Prompt: Each line that follows is to be retyped exactly.

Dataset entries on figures
━━━━━━━━━━
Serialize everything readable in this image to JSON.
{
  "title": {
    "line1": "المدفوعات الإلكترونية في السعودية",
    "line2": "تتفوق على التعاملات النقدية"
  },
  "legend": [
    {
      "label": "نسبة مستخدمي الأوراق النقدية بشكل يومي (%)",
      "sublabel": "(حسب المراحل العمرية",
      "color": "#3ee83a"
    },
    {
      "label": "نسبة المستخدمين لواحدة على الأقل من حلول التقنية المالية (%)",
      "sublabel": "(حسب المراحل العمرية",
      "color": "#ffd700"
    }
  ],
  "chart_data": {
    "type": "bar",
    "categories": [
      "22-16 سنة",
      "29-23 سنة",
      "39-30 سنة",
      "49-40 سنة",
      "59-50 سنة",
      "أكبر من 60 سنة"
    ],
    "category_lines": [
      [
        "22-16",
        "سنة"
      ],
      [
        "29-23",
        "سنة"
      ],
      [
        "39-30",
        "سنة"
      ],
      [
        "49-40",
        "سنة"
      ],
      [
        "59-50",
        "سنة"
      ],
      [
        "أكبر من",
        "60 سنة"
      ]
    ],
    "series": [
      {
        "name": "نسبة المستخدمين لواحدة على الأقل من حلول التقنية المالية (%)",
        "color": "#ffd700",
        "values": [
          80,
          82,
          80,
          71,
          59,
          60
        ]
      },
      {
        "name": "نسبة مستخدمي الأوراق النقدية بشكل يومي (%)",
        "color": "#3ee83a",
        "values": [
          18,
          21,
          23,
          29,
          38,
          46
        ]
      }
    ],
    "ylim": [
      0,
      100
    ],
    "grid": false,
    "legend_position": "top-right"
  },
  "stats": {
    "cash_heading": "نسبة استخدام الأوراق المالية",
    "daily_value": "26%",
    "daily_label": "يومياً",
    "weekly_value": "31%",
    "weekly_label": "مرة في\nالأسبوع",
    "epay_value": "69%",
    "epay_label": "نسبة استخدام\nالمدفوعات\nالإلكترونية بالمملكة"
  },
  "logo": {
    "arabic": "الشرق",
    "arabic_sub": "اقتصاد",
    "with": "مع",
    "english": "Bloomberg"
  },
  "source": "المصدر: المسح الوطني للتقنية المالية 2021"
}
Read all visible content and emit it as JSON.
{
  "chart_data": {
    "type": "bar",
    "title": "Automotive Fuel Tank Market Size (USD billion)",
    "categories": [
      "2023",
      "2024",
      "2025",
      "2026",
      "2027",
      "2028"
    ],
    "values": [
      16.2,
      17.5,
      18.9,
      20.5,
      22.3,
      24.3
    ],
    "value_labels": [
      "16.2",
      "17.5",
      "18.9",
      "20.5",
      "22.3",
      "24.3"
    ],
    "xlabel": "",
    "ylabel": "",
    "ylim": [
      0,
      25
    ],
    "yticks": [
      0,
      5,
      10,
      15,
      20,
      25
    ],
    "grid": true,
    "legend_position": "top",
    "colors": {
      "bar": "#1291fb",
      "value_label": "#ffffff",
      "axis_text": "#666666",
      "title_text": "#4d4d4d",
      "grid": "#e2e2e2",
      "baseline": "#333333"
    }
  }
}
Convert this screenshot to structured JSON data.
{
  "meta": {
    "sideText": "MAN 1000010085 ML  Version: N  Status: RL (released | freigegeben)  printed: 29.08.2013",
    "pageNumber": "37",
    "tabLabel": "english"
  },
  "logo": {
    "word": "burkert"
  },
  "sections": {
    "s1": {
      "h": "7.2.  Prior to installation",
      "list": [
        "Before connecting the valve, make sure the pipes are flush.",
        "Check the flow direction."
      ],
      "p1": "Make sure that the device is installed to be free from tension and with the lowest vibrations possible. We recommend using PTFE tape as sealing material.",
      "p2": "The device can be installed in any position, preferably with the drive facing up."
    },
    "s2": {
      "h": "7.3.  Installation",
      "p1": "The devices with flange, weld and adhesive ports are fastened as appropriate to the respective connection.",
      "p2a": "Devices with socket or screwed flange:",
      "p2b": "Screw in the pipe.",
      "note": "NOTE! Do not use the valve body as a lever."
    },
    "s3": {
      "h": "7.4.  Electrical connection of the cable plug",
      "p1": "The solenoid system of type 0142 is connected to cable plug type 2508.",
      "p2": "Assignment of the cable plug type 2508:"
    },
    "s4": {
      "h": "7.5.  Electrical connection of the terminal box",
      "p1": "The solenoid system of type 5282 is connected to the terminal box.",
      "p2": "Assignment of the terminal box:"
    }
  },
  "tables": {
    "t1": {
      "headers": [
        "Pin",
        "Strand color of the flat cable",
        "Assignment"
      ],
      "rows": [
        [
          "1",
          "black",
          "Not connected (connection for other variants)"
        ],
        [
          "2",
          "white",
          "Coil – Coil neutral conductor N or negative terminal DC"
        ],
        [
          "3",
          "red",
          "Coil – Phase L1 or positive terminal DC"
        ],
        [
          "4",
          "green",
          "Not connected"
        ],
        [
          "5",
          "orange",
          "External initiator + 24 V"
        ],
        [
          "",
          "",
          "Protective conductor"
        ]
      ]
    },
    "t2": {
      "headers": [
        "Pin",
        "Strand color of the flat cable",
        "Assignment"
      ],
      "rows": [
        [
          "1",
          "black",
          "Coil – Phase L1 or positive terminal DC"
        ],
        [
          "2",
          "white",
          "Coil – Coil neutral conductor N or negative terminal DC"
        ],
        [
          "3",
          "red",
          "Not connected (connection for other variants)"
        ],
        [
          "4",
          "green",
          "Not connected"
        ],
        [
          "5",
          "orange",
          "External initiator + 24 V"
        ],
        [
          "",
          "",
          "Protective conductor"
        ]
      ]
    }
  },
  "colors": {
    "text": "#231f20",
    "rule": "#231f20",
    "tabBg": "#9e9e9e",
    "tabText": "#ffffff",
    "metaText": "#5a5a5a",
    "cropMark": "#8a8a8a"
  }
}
━━━━━━━━━━
Result of this task:
Serialize everything readable in this image to JSON.
{
  "title": {
    "line1": "المدفوعات الإلكترونية في السعودية",
    "line2": "تتفوق على التعاملات النقدية"
  },
  "legend": [
    {
      "label": "نسبة مستخدمي الأوراق النقدية بشكل يومي (%)",
      "sublabel": "(حسب المراحل العمرية",
      "color": "#3ee83a"
    },
    {
      "label": "نسبة المستخدمين لواحدة على الأقل من حلول التقنية المالية (%)",
      "sublabel": "(حسب المراحل العمرية",
      "color": "#ffd700"
    }
  ],
  "chart_data": {
    "type": "bar",
    "categories": [
      "22-16 سنة",
      "29-23 سنة",
      "39-30 سنة",
      "49-40 سنة",
      "59-50 سنة",
      "أكبر من 60 سنة"
    ],
    "category_lines": [
      [
        "22-16",
        "سنة"
      ],
      [
        "29-23",
        "سنة"
      ],
      [
        "39-30",
        "سنة"
      ],
      [
        "49-40",
        "سنة"
      ],
      [
        "59-50",
        "سنة"
      ],
      [
        "أكبر من",
        "60 سنة"
      ]
    ],
    "series": [
      {
        "name": "نسبة المستخدمين لواحدة على الأقل من حلول التقنية المالية (%)",
        "color": "#ffd700",
        "values": [
          80,
          82,
          80,
          71,
          59,
          60
        ]
      },
      {
        "name": "نسبة مستخدمي الأوراق النقدية بشكل يومي (%)",
        "color": "#3ee83a",
        "values": [
          18,
          21,
          23,
          29,
          38,
          46
        ]
      }
    ],
    "ylim": [
      0,
      100
    ],
    "grid": false,
    "legend_position": "top-right"
  },
  "stats": {
    "cash_heading": "نسبة استخدام الأوراق المالية",
    "daily_value": "26%",
    "daily_label": "يومياً",
    "weekly_value": "31%",
    "weekly_label": "مرة في\nالأسبوع",
    "epay_value": "69%",
    "epay_label": "نسبة استخدام\nالمدفوعات\nالإلكترونية بالمملكة"
  },
  "logo": {
    "arabic": "الشرق",
    "arabic_sub": "اقتصاد",
    "with": "مع",
    "english": "Bloomberg"
  },
  "source": "المصدر: المسح الوطني للتقنية المالية 2021"
}
Read all visible content and emit it as JSON.
{
  "chart_data": {
    "type": "bar",
    "title": "Automotive Fuel Tank Market Size (USD billion)",
    "categories": [
      "2023",
      "2024",
      "2025",
      "2026",
      "2027",
      "2028"
    ],
    "values": [
      16.2,
      17.5,
      18.9,
      20.5,
      22.3,
      24.3
    ],
    "value_labels": [
      "16.2",
      "17.5",
      "18.9",
      "20.5",
      "22.3",
      "24.3"
    ],
    "xlabel": "",
    "ylabel": "",
    "ylim": [
      0,
      25
    ],
    "yticks": [
      0,
      5,
      10,
      15,
      20,
      25
    ],
    "grid": true,
    "legend_position": "top",
    "colors": {
      "bar": "#1291fb",
      "value_label": "#ffffff",
      "axis_text": "#666666",
      "title_text": "#4d4d4d",
      "grid": "#e2e2e2",
      "baseline": "#333333"
    }
  }
}
Convert this screenshot to structured JSON data.
{
  "meta": {
    "sideText": "MAN 1000010085 ML  Version: N  Status: RL (released | freigegeben)  printed: 29.08.2013",
    "pageNumber": "37",
    "tabLabel": "english"
  },
  "logo": {
    "word": "burkert"
  },
  "sections": {
    "s1": {
      "h": "7.2.  Prior to installation",
      "list": [
        "Before connecting the valve, make sure the pipes are flush.",
        "Check the flow direction."
      ],
      "p1": "Make sure that the device is installed to be free from tension and with the lowest vibrations possible. We recommend using PTFE tape as sealing material.",
      "p2": "The device can be installed in any position, preferably with the drive facing up."
    },
    "s2": {
      "h": "7.3.  Installation",
      "p1": "The devices with flange, weld and adhesive ports are fastened as appropriate to the respective connection.",
      "p2a": "Devices with socket or screwed flange:",
      "p2b": "Screw in the pipe.",
      "note": "NOTE! Do not use the valve body as a lever."
    },
    "s3": {
      "h": "7.4.  Electrical connection of the cable plug",
      "p1": "The solenoid system of type 0142 is connected to cable plug type 2508.",
      "p2": "Assignment of the cable plug type 2508:"
    },
    "s4": {
      "h": "7.5.  Electrical connection of the terminal box",
      "p1": "The solenoid system of type 5282 is connected to the terminal box.",
      "p2": "Assignment of the terminal box:"
    }
  },
  "tables": {
    "t1": {
      "headers": [
        "Pin",
        "Strand color of the flat cable",
        "Assignment"
      ],
      "rows": [
        [
          "1",
          "black",
          "Not connected (connection for other variants)"
        ],
        [
          "2",
          "white",
          "Coil – Coil neutral conductor N or negative terminal DC"
        ],
        [
          "3",
          "red",
          "Coil – Phase L1 or positive terminal DC"
        ],
        [
          "4",
          "green",
          "Not connected"
        ],
        [
          "5",
          "orange",
          "External initiator + 24 V"
        ],
        [
          "",
          "",
          "Protective conductor"
        ]
      ]
    },
    "t2": {
      "headers": [
        "Pin",
        "Strand color of the flat cable",
        "Assignment"
      ],
      "rows": [
        [
          "1",
          "black",
          "Coil – Phase L1 or positive terminal DC"
        ],
        [
          "2",
          "white",
          "Coil – Coil neutral conductor N or negative terminal DC"
        ],
        [
          "3",
          "red",
          "Not connected (connection for other variants)"
        ],
        [
          "4",
          "green",
          "Not connected"
        ],
        [
          "5",
          "orange",
          "External initiator + 24 V"
        ],
        [
          "",
          "",
          "Protective conductor"
        ]
      ]
    }
  },
  "colors": {
    "text": "#231f20",
    "rule": "#231f20",
    "tabBg": "#9e9e9e",
    "tabText": "#ffffff",
    "metaText": "#5a5a5a",
    "cropMark": "#8a8a8a"
  }
}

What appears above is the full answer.